- _Testo estratto_
-.-.-

Pubblicato il 10 ottobre 2025 su Recensioni e Segnalazioni da Adam Vaccaro

Marco Bellini
“L’orizzonte che ci spetta”
Lietocolle, 2025

Nota di lettura di Margherita Parrelli

Vi è qualcosa nella poesia di Marco Bellini che contribuisce a fare del mondo un luogo meno sconosciuto e, se ci si lascia andare alla sua parola, se le permettiamo di parlarci, finanche confortevole, non comodo e accogliente, ma decisamente capace di rendere forte per il mezzo dello stare insieme, del condividere la sorte e l’appartenenza.
Non è uno sguardo tragico il suo, ma uno sguardo attento, accurato, commosso, che riesce a originare un movimento comune, a prendersi cura delle forme di vita che popolano l’ambiente.

-.-.-

- _Dati registrati_

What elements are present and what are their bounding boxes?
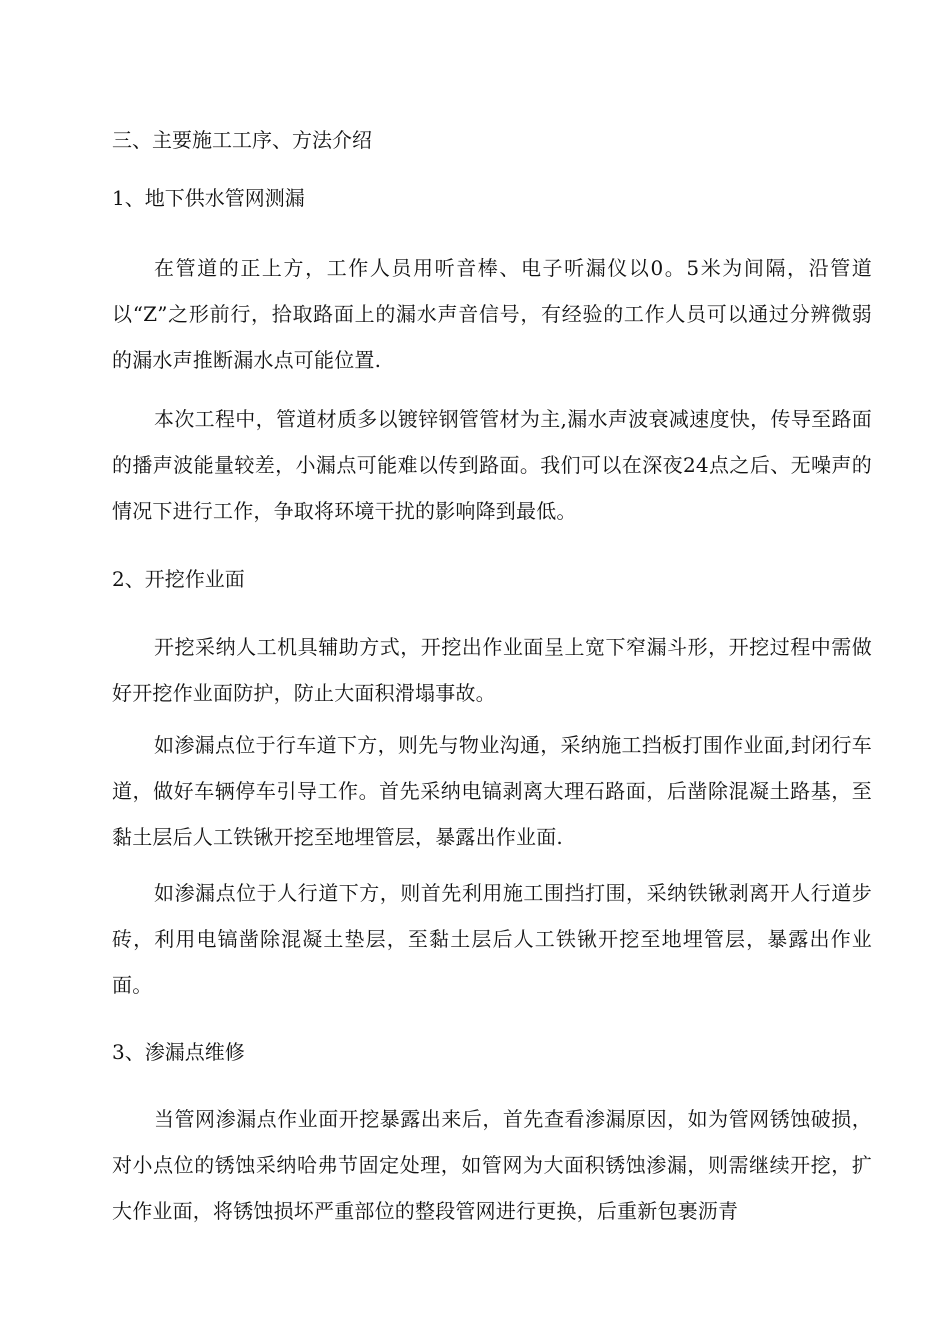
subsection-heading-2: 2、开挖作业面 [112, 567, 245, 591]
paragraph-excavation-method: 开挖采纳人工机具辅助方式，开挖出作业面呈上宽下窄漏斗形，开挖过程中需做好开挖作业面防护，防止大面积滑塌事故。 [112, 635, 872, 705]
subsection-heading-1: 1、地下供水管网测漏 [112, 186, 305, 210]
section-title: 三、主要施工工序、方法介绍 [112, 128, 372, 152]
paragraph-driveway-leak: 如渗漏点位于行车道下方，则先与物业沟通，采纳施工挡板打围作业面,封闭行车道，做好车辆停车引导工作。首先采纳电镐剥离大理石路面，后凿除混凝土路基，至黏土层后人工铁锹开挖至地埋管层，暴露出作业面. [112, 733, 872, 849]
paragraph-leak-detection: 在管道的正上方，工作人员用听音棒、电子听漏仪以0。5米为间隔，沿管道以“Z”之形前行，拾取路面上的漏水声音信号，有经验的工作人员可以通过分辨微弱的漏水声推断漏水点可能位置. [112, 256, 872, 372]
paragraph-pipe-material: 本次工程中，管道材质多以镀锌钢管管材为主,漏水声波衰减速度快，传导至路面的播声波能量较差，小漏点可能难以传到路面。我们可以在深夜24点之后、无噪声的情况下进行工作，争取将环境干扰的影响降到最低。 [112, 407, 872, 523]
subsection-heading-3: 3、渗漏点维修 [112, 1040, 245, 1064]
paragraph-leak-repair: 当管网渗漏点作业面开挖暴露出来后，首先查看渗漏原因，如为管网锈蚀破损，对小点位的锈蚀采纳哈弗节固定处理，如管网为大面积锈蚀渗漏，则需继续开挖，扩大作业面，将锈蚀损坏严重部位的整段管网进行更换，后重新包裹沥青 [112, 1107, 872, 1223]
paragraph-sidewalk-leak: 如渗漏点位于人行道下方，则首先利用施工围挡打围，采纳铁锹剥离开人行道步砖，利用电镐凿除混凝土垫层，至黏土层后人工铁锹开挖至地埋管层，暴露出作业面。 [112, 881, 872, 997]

-.-.-

- _Compito_
Trascrivi senza modifiche il passo della nota di lettura che si apre con le parole contenenti "Vi è qualcosa" e si chiude con "sorte e l’appartenenza.". Per rispondere basati soltanto sulla nota di lettura.

- _Risposta scritta_
Vi è qualcosa nella poesia di Marco Bellini che contribuisce a fare del mondo un luogo meno sconosciuto e, se ci si lascia andare alla sua parola, se le permettiamo di parlarci, finanche confortevole, non comodo e accogliente, ma decisamente capace di rendere forte per il mezzo dello stare insieme, del condividere la sorte e l’appartenenza.